▸ **What is asked**:
What lines of the data hold the string "text"? Pull each one out.

▸ **Data excerpts**:
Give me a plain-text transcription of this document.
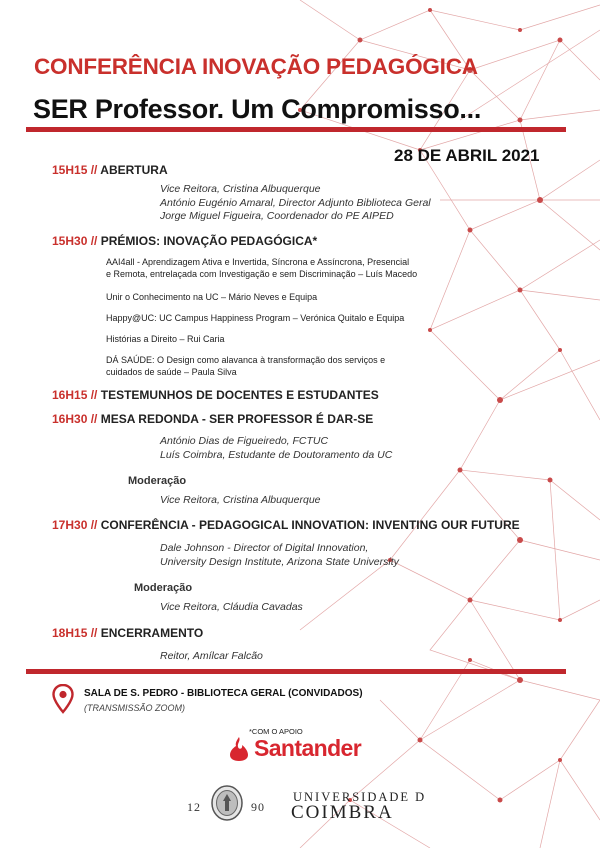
CONFERÊNCIA INOVAÇÃO PEDAGÓGICA
SER Professor. Um Compromisso...
28 DE ABRIL 2021
15H15 // ABERTURA
Vice Reitora, Cristina Albuquerque
António Eugénio Amaral, Director Adjunto Biblioteca Geral
Jorge Miguel Figueira, Coordenador do PE AIPED
15H30 // PRÉMIOS: INOVAÇÃO PEDAGÓGICA*
AAI4all - Aprendizagem Ativa e Invertida, Síncrona e Assíncrona, Presencial
e Remota, entrelaçada com Investigação e sem Discriminação – Luís Macedo
Unir o Conhecimento na UC – Mário Neves e Equipa
Happy@UC: UC Campus Happiness Program – Verónica Quitalo e Equipa
Histórias a Direito – Rui Caria
DÁ SAÚDE: O Design como alavanca à transformação dos serviços e
cuidados de saúde – Paula Silva
16H15 // TESTEMUNHOS DE DOCENTES E ESTUDANTES
16H30 // MESA REDONDA - SER PROFESSOR É DAR-SE
António Dias de Figueiredo, FCTUC
Luís Coimbra, Estudante de Doutoramento da UC
Moderação
Vice Reitora, Cristina Albuquerque
17H30 // CONFERÊNCIA - PEDAGOGICAL INNOVATION: INVENTING OUR FUTURE
Dale Johnson - Director of Digital Innovation,
University Design Institute, Arizona State University
Moderação
Vice Reitora, Cláudia Cavadas
18H15 // ENCERRAMENTO
Reitor, Amílcar Falcão
SALA DE S. PEDRO - BIBLIOTECA GERAL (CONVIDADOS)
(TRANSMISSÃO ZOOM)
*COM O APOIO
Santander
12	90
UNIVERSIDADE D
COIMBRA
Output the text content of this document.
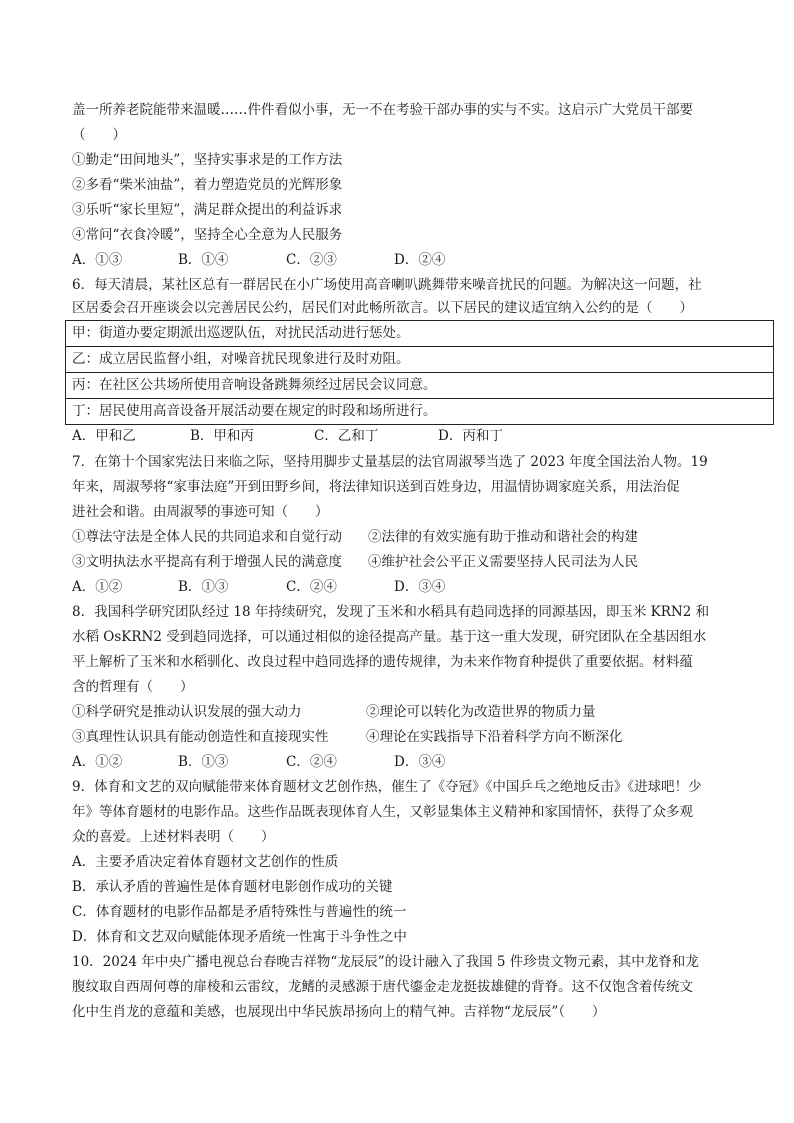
盖一所养老院能带来温暖……件件看似小事，无一不在考验干部办事的实与不实。这启示广大党员干部要
（　　）
①勤走“田间地头”，坚持实事求是的工作方法
②多看“柴米油盐”，着力塑造党员的光辉形象
③乐听“家长里短”，满足群众提出的利益诉求
④常问“衣食冷暖”，坚持全心全意为人民服务
A．①③	B．①④	C．②③	D．②④
6．每天清晨，某社区总有一群居民在小广场使用高音喇叭跳舞带来噪音扰民的问题。为解决这一问题，社
区居委会召开座谈会以完善居民公约，居民们对此畅所欲言。以下居民的建议适宜纳入公约的是（　　）
甲：街道办要定期派出巡逻队伍，对扰民活动进行惩处。
乙：成立居民监督小组，对噪音扰民现象进行及时劝阻。
丙：在社区公共场所使用音响设备跳舞须经过居民会议同意。
丁：居民使用高音设备开展活动要在规定的时段和场所进行。
A．甲和乙	B．甲和丙	C．乙和丁	D．丙和丁
7．在第十个国家宪法日来临之际，坚持用脚步丈量基层的法官周淑琴当选了 2023 年度全国法治人物。19
年来，周淑琴将“家事法庭”开到田野乡间，将法律知识送到百姓身边，用温情协调家庭关系，用法治促
进社会和谐。由周淑琴的事迹可知（　　）
①尊法守法是全体人民的共同追求和自觉行动 ②法律的有效实施有助于推动和谐社会的构建
③文明执法水平提高有利于增强人民的满意度 ④维护社会公平正义需要坚持人民司法为人民
A．①②	B．①③	C．②④	D．③④
8．我国科学研究团队经过 18 年持续研究，发现了玉米和水稻具有趋同选择的同源基因，即玉米 KRN2 和
水稻 OsKRN2 受到趋同选择，可以通过相似的途径提高产量。基于这一重大发现，研究团队在全基因组水
平上解析了玉米和水稻驯化、改良过程中趋同选择的遗传规律，为未来作物育种提供了重要依据。材料蕴
含的哲理有（　　）
①科学研究是推动认识发展的强大动力	②理论可以转化为改造世界的物质力量
③真理性认识具有能动创造性和直接现实性	④理论在实践指导下沿着科学方向不断深化
A．①②	B．①③	C．②④	D．③④
9．体育和文艺的双向赋能带来体育题材文艺创作热，催生了《夺冠》《中国乒乓之绝地反击》《进球吧！少
年》等体育题材的电影作品。这些作品既表现体育人生，又彰显集体主义精神和家国情怀，获得了众多观
众的喜爱。上述材料表明（　　）
A．主要矛盾决定着体育题材文艺创作的性质
B．承认矛盾的普遍性是体育题材电影创作成功的关键
C．体育题材的电影作品都是矛盾特殊性与普遍性的统一
D．体育和文艺双向赋能体现矛盾统一性寓于斗争性之中
10．2024 年中央广播电视总台春晚吉祥物“龙辰辰”的设计融入了我国 5 件珍贵文物元素，其中龙脊和龙
腹纹取自西周何尊的扉棱和云雷纹，龙鳍的灵感源于唐代鎏金走龙挺拔雄健的背脊。这不仅饱含着传统文
化中生肖龙的意蕴和美感，也展现出中华民族昂扬向上的精气神。吉祥物“龙辰辰”（　　）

▸ **Response to the exercise**:
Give me a plain-text transcription of this document.
Output the text content of this document.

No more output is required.